● DIRECTION: Only the number is wanted: how many lines contain the word "card"?

● PROVIDED ENTRIES:
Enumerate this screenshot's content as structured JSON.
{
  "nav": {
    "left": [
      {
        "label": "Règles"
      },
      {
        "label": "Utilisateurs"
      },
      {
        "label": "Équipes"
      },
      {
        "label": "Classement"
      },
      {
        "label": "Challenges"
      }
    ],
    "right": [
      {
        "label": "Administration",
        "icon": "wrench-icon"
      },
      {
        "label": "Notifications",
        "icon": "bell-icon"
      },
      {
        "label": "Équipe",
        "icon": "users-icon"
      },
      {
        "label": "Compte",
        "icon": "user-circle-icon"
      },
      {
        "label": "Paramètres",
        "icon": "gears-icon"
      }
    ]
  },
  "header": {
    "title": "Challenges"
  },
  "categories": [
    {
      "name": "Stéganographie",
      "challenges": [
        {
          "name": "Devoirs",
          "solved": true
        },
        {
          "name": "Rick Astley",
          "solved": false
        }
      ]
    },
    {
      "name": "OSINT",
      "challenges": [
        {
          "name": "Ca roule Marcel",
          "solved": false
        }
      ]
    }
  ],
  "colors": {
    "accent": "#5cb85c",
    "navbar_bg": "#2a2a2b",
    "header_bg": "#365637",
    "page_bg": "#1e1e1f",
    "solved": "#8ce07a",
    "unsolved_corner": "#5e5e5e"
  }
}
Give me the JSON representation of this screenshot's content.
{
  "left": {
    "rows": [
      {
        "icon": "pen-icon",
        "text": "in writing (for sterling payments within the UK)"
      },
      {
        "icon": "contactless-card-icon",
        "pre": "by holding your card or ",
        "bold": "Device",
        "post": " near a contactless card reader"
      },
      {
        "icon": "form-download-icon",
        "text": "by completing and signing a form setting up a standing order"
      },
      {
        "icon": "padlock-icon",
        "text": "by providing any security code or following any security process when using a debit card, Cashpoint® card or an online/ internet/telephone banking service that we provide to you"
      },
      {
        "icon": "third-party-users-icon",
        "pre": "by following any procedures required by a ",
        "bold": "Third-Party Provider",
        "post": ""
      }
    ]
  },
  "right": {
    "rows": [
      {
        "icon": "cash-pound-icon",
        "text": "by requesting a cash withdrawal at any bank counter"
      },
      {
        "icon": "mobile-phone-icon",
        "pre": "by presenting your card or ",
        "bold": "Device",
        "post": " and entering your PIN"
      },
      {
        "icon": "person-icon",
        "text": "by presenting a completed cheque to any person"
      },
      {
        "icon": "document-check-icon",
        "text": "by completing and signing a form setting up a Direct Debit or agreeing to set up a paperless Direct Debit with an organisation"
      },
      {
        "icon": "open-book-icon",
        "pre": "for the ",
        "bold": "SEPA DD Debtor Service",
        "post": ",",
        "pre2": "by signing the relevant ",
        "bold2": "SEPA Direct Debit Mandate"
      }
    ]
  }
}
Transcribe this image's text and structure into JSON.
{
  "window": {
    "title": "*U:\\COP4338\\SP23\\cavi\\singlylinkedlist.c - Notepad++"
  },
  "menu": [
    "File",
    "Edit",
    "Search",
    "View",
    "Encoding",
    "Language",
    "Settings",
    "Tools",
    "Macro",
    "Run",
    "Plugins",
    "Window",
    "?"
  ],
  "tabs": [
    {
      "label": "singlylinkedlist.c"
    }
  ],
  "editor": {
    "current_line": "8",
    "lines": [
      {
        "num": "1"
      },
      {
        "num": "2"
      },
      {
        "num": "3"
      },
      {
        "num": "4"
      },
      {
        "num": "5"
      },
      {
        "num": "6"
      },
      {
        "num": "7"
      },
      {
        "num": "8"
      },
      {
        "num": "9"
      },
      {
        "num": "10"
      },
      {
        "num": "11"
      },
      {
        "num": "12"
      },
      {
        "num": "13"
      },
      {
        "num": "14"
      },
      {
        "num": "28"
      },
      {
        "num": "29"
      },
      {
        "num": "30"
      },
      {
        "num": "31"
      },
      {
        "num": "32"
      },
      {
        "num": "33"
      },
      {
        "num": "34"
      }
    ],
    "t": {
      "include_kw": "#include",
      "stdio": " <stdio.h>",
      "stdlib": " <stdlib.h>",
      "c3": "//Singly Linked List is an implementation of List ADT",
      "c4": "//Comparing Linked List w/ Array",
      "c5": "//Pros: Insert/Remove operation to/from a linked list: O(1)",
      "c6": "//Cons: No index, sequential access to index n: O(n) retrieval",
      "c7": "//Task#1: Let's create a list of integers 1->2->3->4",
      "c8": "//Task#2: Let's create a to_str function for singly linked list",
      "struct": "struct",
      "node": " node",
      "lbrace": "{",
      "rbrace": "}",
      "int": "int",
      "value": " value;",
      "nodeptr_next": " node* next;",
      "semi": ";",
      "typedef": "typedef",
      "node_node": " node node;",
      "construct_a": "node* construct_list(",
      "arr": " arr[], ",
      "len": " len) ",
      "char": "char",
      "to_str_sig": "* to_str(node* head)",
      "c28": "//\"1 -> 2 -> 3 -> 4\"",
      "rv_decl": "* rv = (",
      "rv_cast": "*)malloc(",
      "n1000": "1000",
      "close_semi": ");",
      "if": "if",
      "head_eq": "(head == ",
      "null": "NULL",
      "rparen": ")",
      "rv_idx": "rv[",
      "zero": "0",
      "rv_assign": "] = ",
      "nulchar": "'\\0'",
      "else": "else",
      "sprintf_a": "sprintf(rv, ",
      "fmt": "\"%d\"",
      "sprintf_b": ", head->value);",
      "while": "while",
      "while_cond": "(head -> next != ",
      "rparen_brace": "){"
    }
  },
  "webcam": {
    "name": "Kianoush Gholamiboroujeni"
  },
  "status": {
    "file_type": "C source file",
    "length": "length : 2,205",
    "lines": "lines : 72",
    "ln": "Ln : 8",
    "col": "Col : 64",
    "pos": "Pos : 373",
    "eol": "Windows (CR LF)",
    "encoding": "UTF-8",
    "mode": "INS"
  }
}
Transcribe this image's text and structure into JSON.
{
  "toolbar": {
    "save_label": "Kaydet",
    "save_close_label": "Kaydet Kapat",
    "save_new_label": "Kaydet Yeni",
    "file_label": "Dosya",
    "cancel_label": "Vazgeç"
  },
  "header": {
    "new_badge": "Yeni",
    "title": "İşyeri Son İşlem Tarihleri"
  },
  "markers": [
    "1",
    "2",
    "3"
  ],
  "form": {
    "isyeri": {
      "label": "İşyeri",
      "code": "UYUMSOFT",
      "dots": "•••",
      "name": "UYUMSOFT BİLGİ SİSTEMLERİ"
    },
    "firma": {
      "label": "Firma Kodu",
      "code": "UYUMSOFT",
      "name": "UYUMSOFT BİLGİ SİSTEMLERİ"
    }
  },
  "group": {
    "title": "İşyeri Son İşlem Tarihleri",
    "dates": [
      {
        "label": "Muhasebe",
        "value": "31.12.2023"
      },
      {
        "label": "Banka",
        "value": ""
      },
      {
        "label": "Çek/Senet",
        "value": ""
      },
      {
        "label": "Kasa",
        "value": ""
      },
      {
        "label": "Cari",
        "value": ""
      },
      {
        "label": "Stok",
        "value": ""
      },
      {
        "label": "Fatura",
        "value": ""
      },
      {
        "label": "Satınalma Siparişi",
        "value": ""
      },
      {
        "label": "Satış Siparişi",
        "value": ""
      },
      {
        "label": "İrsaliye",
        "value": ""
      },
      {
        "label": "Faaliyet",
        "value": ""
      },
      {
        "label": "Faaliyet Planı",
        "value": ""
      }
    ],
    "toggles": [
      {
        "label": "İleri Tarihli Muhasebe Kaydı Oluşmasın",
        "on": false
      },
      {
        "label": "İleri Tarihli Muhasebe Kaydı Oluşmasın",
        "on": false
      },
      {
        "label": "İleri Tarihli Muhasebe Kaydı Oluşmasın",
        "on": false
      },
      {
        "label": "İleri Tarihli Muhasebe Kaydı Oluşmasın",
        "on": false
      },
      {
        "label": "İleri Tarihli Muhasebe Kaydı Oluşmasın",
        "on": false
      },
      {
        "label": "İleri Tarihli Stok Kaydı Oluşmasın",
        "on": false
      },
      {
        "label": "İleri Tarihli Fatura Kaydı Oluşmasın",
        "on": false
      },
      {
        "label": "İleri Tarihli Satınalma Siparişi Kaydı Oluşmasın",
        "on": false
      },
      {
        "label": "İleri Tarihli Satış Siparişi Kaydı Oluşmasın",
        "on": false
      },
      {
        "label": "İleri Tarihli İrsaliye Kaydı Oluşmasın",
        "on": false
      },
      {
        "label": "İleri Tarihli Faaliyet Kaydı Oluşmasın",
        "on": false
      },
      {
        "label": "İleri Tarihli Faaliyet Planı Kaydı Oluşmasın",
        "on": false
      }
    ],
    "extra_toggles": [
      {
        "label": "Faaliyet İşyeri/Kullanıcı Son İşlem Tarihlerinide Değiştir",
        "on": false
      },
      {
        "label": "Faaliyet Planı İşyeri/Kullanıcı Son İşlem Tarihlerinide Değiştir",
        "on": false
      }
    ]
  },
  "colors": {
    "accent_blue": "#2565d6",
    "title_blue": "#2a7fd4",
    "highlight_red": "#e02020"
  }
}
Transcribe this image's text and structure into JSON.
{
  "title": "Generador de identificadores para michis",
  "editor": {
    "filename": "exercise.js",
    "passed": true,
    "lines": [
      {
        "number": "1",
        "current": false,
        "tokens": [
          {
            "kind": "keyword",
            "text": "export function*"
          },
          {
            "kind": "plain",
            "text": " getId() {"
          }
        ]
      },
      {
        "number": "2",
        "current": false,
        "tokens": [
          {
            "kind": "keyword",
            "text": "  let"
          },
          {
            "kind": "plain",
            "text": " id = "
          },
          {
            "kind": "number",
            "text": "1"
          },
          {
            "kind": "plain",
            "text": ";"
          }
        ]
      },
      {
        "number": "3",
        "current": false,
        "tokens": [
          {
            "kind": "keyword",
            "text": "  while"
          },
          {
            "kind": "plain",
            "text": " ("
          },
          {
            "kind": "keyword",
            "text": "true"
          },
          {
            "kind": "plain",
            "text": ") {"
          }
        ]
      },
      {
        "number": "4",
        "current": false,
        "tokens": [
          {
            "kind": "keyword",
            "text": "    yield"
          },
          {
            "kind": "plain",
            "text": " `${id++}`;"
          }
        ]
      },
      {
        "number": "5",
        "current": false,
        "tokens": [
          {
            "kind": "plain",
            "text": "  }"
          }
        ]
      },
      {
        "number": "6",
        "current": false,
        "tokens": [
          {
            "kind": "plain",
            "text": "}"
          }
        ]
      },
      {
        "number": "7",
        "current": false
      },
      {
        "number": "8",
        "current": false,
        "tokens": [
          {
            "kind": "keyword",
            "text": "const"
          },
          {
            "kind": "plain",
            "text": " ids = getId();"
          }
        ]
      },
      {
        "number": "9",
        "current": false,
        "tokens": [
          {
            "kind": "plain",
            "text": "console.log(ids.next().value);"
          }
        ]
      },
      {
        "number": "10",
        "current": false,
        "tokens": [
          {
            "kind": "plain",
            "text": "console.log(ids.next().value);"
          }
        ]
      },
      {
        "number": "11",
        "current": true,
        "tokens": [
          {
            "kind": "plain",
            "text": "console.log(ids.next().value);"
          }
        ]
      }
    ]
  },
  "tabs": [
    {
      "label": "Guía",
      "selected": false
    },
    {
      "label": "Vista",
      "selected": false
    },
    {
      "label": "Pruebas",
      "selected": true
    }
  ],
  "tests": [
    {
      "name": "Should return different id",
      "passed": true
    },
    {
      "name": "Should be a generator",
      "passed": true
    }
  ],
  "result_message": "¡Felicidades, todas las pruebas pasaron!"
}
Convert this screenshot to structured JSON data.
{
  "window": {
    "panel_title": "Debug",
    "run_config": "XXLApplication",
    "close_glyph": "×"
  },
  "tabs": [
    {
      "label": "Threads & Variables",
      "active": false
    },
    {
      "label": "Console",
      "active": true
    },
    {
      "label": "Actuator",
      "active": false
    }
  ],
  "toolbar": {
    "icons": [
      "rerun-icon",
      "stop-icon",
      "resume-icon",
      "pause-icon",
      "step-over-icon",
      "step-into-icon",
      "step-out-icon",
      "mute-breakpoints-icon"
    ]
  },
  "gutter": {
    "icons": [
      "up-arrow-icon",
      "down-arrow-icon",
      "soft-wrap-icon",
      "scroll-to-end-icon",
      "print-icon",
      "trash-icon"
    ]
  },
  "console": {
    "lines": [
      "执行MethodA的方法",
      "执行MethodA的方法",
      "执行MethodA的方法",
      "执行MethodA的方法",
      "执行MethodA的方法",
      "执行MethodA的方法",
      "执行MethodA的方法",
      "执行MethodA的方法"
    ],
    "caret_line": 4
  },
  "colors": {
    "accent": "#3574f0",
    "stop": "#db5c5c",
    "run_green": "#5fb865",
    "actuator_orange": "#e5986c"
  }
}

● EXERCISE OUTPUT: 5